>> BEGIN DATA ROWS

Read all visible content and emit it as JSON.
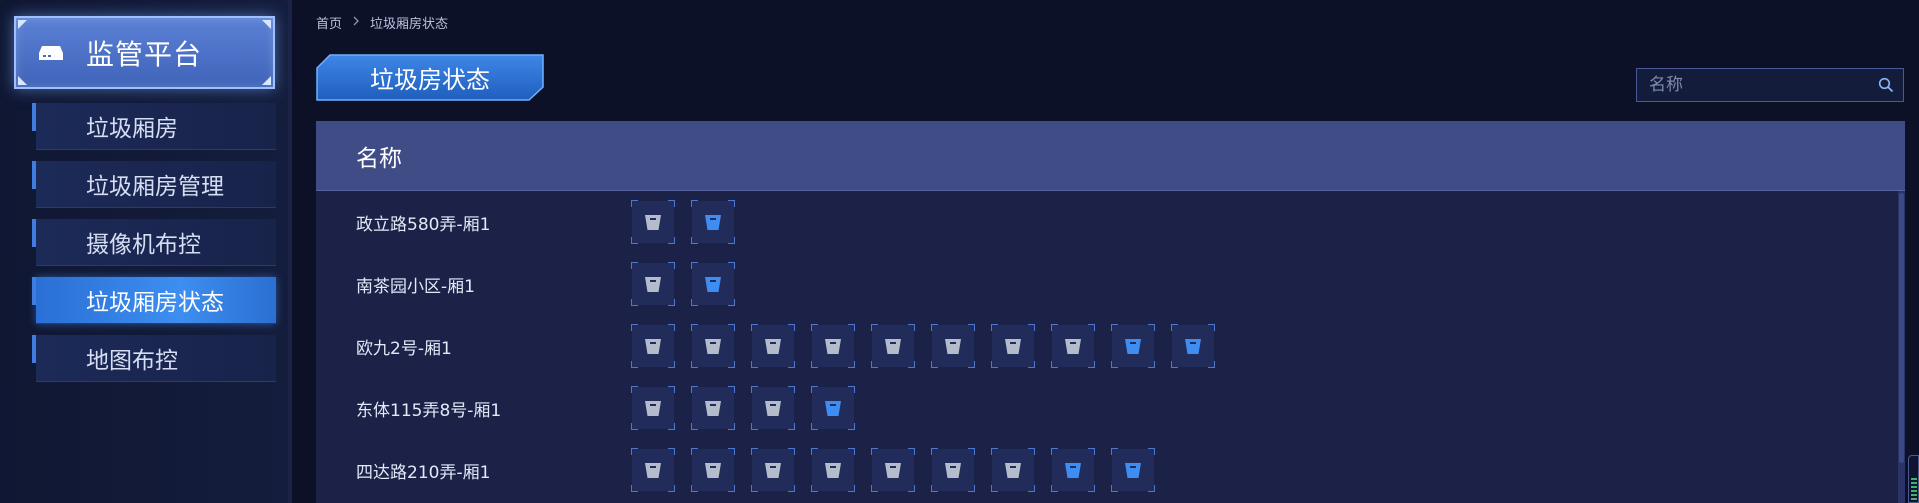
{
  "sidebar": {
    "title": "监管平台",
    "items": [
      {
        "label": "垃圾厢房",
        "active": false
      },
      {
        "label": "垃圾厢房管理",
        "active": false
      },
      {
        "label": "摄像机布控",
        "active": false
      },
      {
        "label": "垃圾厢房状态",
        "active": true
      },
      {
        "label": "地图布控",
        "active": false
      }
    ]
  },
  "breadcrumb": {
    "home": "首页",
    "current": "垃圾厢房状态"
  },
  "page_title": "垃圾房状态",
  "search": {
    "placeholder": "名称",
    "value": ""
  },
  "table": {
    "header": "名称",
    "rows": [
      {
        "name": "政立路580弄-厢1",
        "bins": [
          "gray",
          "blue"
        ]
      },
      {
        "name": "南茶园小区-厢1",
        "bins": [
          "gray",
          "blue"
        ]
      },
      {
        "name": "欧九2号-厢1",
        "bins": [
          "gray",
          "gray",
          "gray",
          "gray",
          "gray",
          "gray",
          "gray",
          "gray",
          "blue",
          "blue"
        ]
      },
      {
        "name": "东体115弄8号-厢1",
        "bins": [
          "gray",
          "gray",
          "gray",
          "blue"
        ]
      },
      {
        "name": "四达路210弄-厢1",
        "bins": [
          "gray",
          "gray",
          "gray",
          "gray",
          "gray",
          "gray",
          "gray",
          "blue",
          "blue"
        ]
      }
    ]
  },
  "icons": {
    "brand": "storage-box-icon",
    "breadcrumb_separator": "chevron-right-icon",
    "search": "search-icon",
    "bin": "trash-bin-icon"
  },
  "colors": {
    "bin_gray": "#b4bbcb",
    "bin_blue": "#3d8df2",
    "active_nav": "#3d8ef0",
    "header_bg": "#3f4c86"
  }
}
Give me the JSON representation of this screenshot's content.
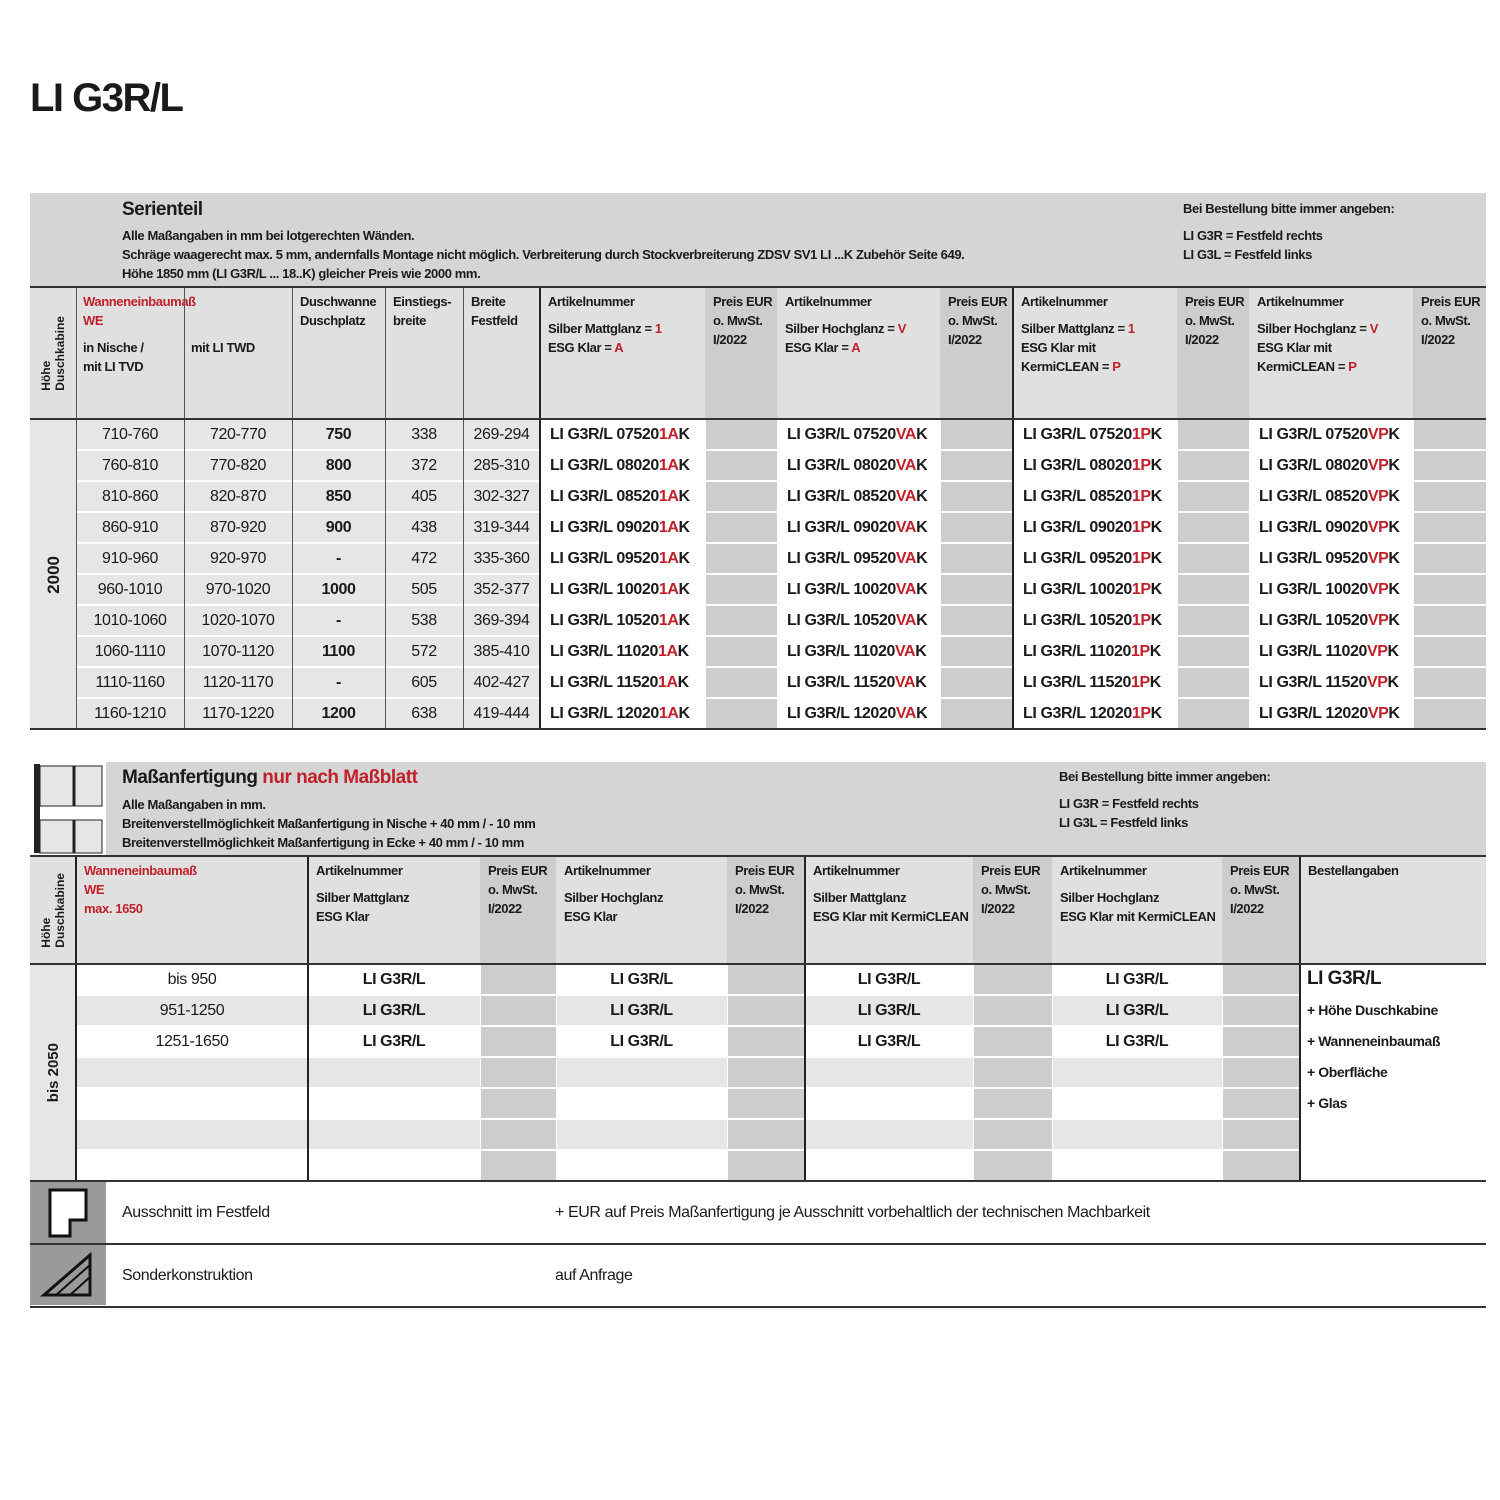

>> END DATA ROWS

Using the listing above, gather each line that holds the string "name" and copy it.

        "name": "政立路580弄-厢1",
        "name": "南茶园小区-厢1",
        "name": "欧九2号-厢1",
        "name": "东体115弄8号-厢1",
        "name": "四达路210弄-厢1",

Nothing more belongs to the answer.